── DATASET CONTENT
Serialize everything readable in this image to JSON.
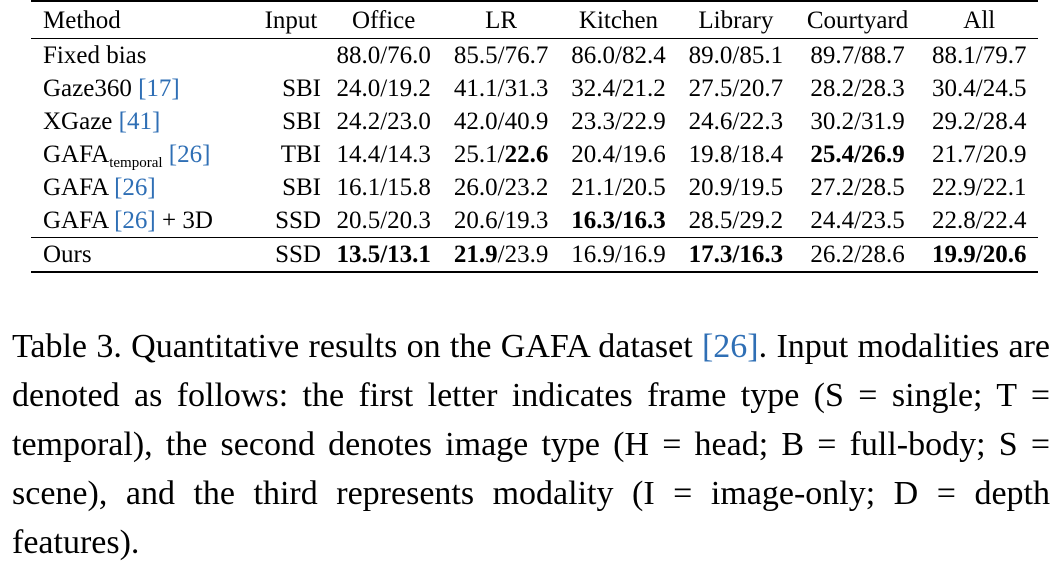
{
  "table": {
    "headers": [
      "Method",
      "Input",
      "Office",
      "LR",
      "Kitchen",
      "Library",
      "Courtyard",
      "All"
    ],
    "rows": [
      {
        "method": "Fixed bias",
        "sub": "",
        "cite": "",
        "suffix": "",
        "input": "",
        "cells": [
          {
            "a": "88.0",
            "b": "76.0",
            "ab": false,
            "bb": false
          },
          {
            "a": "85.5",
            "b": "76.7",
            "ab": false,
            "bb": false
          },
          {
            "a": "86.0",
            "b": "82.4",
            "ab": false,
            "bb": false
          },
          {
            "a": "89.0",
            "b": "85.1",
            "ab": false,
            "bb": false
          },
          {
            "a": "89.7",
            "b": "88.7",
            "ab": false,
            "bb": false
          },
          {
            "a": "88.1",
            "b": "79.7",
            "ab": false,
            "bb": false
          }
        ]
      },
      {
        "method": "Gaze360 ",
        "sub": "",
        "cite": "[17]",
        "suffix": "",
        "input": "SBI",
        "cells": [
          {
            "a": "24.0",
            "b": "19.2",
            "ab": false,
            "bb": false
          },
          {
            "a": "41.1",
            "b": "31.3",
            "ab": false,
            "bb": false
          },
          {
            "a": "32.4",
            "b": "21.2",
            "ab": false,
            "bb": false
          },
          {
            "a": "27.5",
            "b": "20.7",
            "ab": false,
            "bb": false
          },
          {
            "a": "28.2",
            "b": "28.3",
            "ab": false,
            "bb": false
          },
          {
            "a": "30.4",
            "b": "24.5",
            "ab": false,
            "bb": false
          }
        ]
      },
      {
        "method": "XGaze ",
        "sub": "",
        "cite": "[41]",
        "suffix": "",
        "input": "SBI",
        "cells": [
          {
            "a": "24.2",
            "b": "23.0",
            "ab": false,
            "bb": false
          },
          {
            "a": "42.0",
            "b": "40.9",
            "ab": false,
            "bb": false
          },
          {
            "a": "23.3",
            "b": "22.9",
            "ab": false,
            "bb": false
          },
          {
            "a": "24.6",
            "b": "22.3",
            "ab": false,
            "bb": false
          },
          {
            "a": "30.2",
            "b": "31.9",
            "ab": false,
            "bb": false
          },
          {
            "a": "29.2",
            "b": "28.4",
            "ab": false,
            "bb": false
          }
        ]
      },
      {
        "method": "GAFA",
        "sub": "temporal",
        "cite": "[26]",
        "suffix": "",
        "input": "TBI",
        "cells": [
          {
            "a": "14.4",
            "b": "14.3",
            "ab": false,
            "bb": false
          },
          {
            "a": "25.1",
            "b": "22.6",
            "ab": false,
            "bb": true
          },
          {
            "a": "20.4",
            "b": "19.6",
            "ab": false,
            "bb": false
          },
          {
            "a": "19.8",
            "b": "18.4",
            "ab": false,
            "bb": false
          },
          {
            "a": "25.4",
            "b": "26.9",
            "ab": true,
            "bb": true
          },
          {
            "a": "21.7",
            "b": "20.9",
            "ab": false,
            "bb": false
          }
        ]
      },
      {
        "method": "GAFA ",
        "sub": "",
        "cite": "[26]",
        "suffix": "",
        "input": "SBI",
        "cells": [
          {
            "a": "16.1",
            "b": "15.8",
            "ab": false,
            "bb": false
          },
          {
            "a": "26.0",
            "b": "23.2",
            "ab": false,
            "bb": false
          },
          {
            "a": "21.1",
            "b": "20.5",
            "ab": false,
            "bb": false
          },
          {
            "a": "20.9",
            "b": "19.5",
            "ab": false,
            "bb": false
          },
          {
            "a": "27.2",
            "b": "28.5",
            "ab": false,
            "bb": false
          },
          {
            "a": "22.9",
            "b": "22.1",
            "ab": false,
            "bb": false
          }
        ]
      },
      {
        "method": "GAFA ",
        "sub": "",
        "cite": "[26]",
        "suffix": " + 3D",
        "input": "SSD",
        "cells": [
          {
            "a": "20.5",
            "b": "20.3",
            "ab": false,
            "bb": false
          },
          {
            "a": "20.6",
            "b": "19.3",
            "ab": false,
            "bb": false
          },
          {
            "a": "16.3",
            "b": "16.3",
            "ab": true,
            "bb": true
          },
          {
            "a": "28.5",
            "b": "29.2",
            "ab": false,
            "bb": false
          },
          {
            "a": "24.4",
            "b": "23.5",
            "ab": false,
            "bb": false
          },
          {
            "a": "22.8",
            "b": "22.4",
            "ab": false,
            "bb": false
          }
        ]
      },
      {
        "method": "Ours",
        "sub": "",
        "cite": "",
        "suffix": "",
        "input": "SSD",
        "cells": [
          {
            "a": "13.5",
            "b": "13.1",
            "ab": true,
            "bb": true
          },
          {
            "a": "21.9",
            "b": "23.9",
            "ab": true,
            "bb": false
          },
          {
            "a": "16.9",
            "b": "16.9",
            "ab": false,
            "bb": false
          },
          {
            "a": "17.3",
            "b": "16.3",
            "ab": true,
            "bb": true
          },
          {
            "a": "26.2",
            "b": "28.6",
            "ab": false,
            "bb": false
          },
          {
            "a": "19.9",
            "b": "20.6",
            "ab": true,
            "bb": true
          }
        ]
      }
    ]
  },
  "caption": {
    "before": "Table 3. Quantitative results on the GAFA dataset ",
    "cite": "[26]",
    "after": ". Input modalities are denoted as follows: the first letter indicates frame type (S = single; T = temporal), the second denotes image type (H = head; B = full-body; S = scene), and the third represents modality (I = image-only; D = depth features)."
  },
  "colors": {
    "citation": "#2f6fb5",
    "text": "#000000"
  }
}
────
TASK BRIEF | Every record above should come back exactly, but without its pictures.

WRITTEN REPLY |
Serialize everything readable in this image to JSON.
{
  "table": {
    "headers": [
      "Method",
      "Input",
      "Office",
      "LR",
      "Kitchen",
      "Library",
      "Courtyard",
      "All"
    ],
    "rows": [
      {
        "method": "Fixed bias",
        "sub": "",
        "cite": "",
        "suffix": "",
        "input": "",
        "cells": [
          {
            "a": "88.0",
            "b": "76.0",
            "ab": false,
            "bb": false
          },
          {
            "a": "85.5",
            "b": "76.7",
            "ab": false,
            "bb": false
          },
          {
            "a": "86.0",
            "b": "82.4",
            "ab": false,
            "bb": false
          },
          {
            "a": "89.0",
            "b": "85.1",
            "ab": false,
            "bb": false
          },
          {
            "a": "89.7",
            "b": "88.7",
            "ab": false,
            "bb": false
          },
          {
            "a": "88.1",
            "b": "79.7",
            "ab": false,
            "bb": false
          }
        ]
      },
      {
        "method": "Gaze360 ",
        "sub": "",
        "cite": "[17]",
        "suffix": "",
        "input": "SBI",
        "cells": [
          {
            "a": "24.0",
            "b": "19.2",
            "ab": false,
            "bb": false
          },
          {
            "a": "41.1",
            "b": "31.3",
            "ab": false,
            "bb": false
          },
          {
            "a": "32.4",
            "b": "21.2",
            "ab": false,
            "bb": false
          },
          {
            "a": "27.5",
            "b": "20.7",
            "ab": false,
            "bb": false
          },
          {
            "a": "28.2",
            "b": "28.3",
            "ab": false,
            "bb": false
          },
          {
            "a": "30.4",
            "b": "24.5",
            "ab": false,
            "bb": false
          }
        ]
      },
      {
        "method": "XGaze ",
        "sub": "",
        "cite": "[41]",
        "suffix": "",
        "input": "SBI",
        "cells": [
          {
            "a": "24.2",
            "b": "23.0",
            "ab": false,
            "bb": false
          },
          {
            "a": "42.0",
            "b": "40.9",
            "ab": false,
            "bb": false
          },
          {
            "a": "23.3",
            "b": "22.9",
            "ab": false,
            "bb": false
          },
          {
            "a": "24.6",
            "b": "22.3",
            "ab": false,
            "bb": false
          },
          {
            "a": "30.2",
            "b": "31.9",
            "ab": false,
            "bb": false
          },
          {
            "a": "29.2",
            "b": "28.4",
            "ab": false,
            "bb": false
          }
        ]
      },
      {
        "method": "GAFA",
        "sub": "temporal",
        "cite": "[26]",
        "suffix": "",
        "input": "TBI",
        "cells": [
          {
            "a": "14.4",
            "b": "14.3",
            "ab": false,
            "bb": false
          },
          {
            "a": "25.1",
            "b": "22.6",
            "ab": false,
            "bb": true
          },
          {
            "a": "20.4",
            "b": "19.6",
            "ab": false,
            "bb": false
          },
          {
            "a": "19.8",
            "b": "18.4",
            "ab": false,
            "bb": false
          },
          {
            "a": "25.4",
            "b": "26.9",
            "ab": true,
            "bb": true
          },
          {
            "a": "21.7",
            "b": "20.9",
            "ab": false,
            "bb": false
          }
        ]
      },
      {
        "method": "GAFA ",
        "sub": "",
        "cite": "[26]",
        "suffix": "",
        "input": "SBI",
        "cells": [
          {
            "a": "16.1",
            "b": "15.8",
            "ab": false,
            "bb": false
          },
          {
            "a": "26.0",
            "b": "23.2",
            "ab": false,
            "bb": false
          },
          {
            "a": "21.1",
            "b": "20.5",
            "ab": false,
            "bb": false
          },
          {
            "a": "20.9",
            "b": "19.5",
            "ab": false,
            "bb": false
          },
          {
            "a": "27.2",
            "b": "28.5",
            "ab": false,
            "bb": false
          },
          {
            "a": "22.9",
            "b": "22.1",
            "ab": false,
            "bb": false
          }
        ]
      },
      {
        "method": "GAFA ",
        "sub": "",
        "cite": "[26]",
        "suffix": " + 3D",
        "input": "SSD",
        "cells": [
          {
            "a": "20.5",
            "b": "20.3",
            "ab": false,
            "bb": false
          },
          {
            "a": "20.6",
            "b": "19.3",
            "ab": false,
            "bb": false
          },
          {
            "a": "16.3",
            "b": "16.3",
            "ab": true,
            "bb": true
          },
          {
            "a": "28.5",
            "b": "29.2",
            "ab": false,
            "bb": false
          },
          {
            "a": "24.4",
            "b": "23.5",
            "ab": false,
            "bb": false
          },
          {
            "a": "22.8",
            "b": "22.4",
            "ab": false,
            "bb": false
          }
        ]
      },
      {
        "method": "Ours",
        "sub": "",
        "cite": "",
        "suffix": "",
        "input": "SSD",
        "cells": [
          {
            "a": "13.5",
            "b": "13.1",
            "ab": true,
            "bb": true
          },
          {
            "a": "21.9",
            "b": "23.9",
            "ab": true,
            "bb": false
          },
          {
            "a": "16.9",
            "b": "16.9",
            "ab": false,
            "bb": false
          },
          {
            "a": "17.3",
            "b": "16.3",
            "ab": true,
            "bb": true
          },
          {
            "a": "26.2",
            "b": "28.6",
            "ab": false,
            "bb": false
          },
          {
            "a": "19.9",
            "b": "20.6",
            "ab": true,
            "bb": true
          }
        ]
      }
    ]
  },
  "caption": {
    "before": "Table 3. Quantitative results on the GAFA dataset ",
    "cite": "[26]",
    "after": ". Input modalities are denoted as follows: the first letter indicates frame type (S = single; T = temporal), the second denotes image type (H = head; B = full-body; S = scene), and the third represents modality (I = image-only; D = depth features)."
  },
  "colors": {
    "citation": "#2f6fb5",
    "text": "#000000"
  }
}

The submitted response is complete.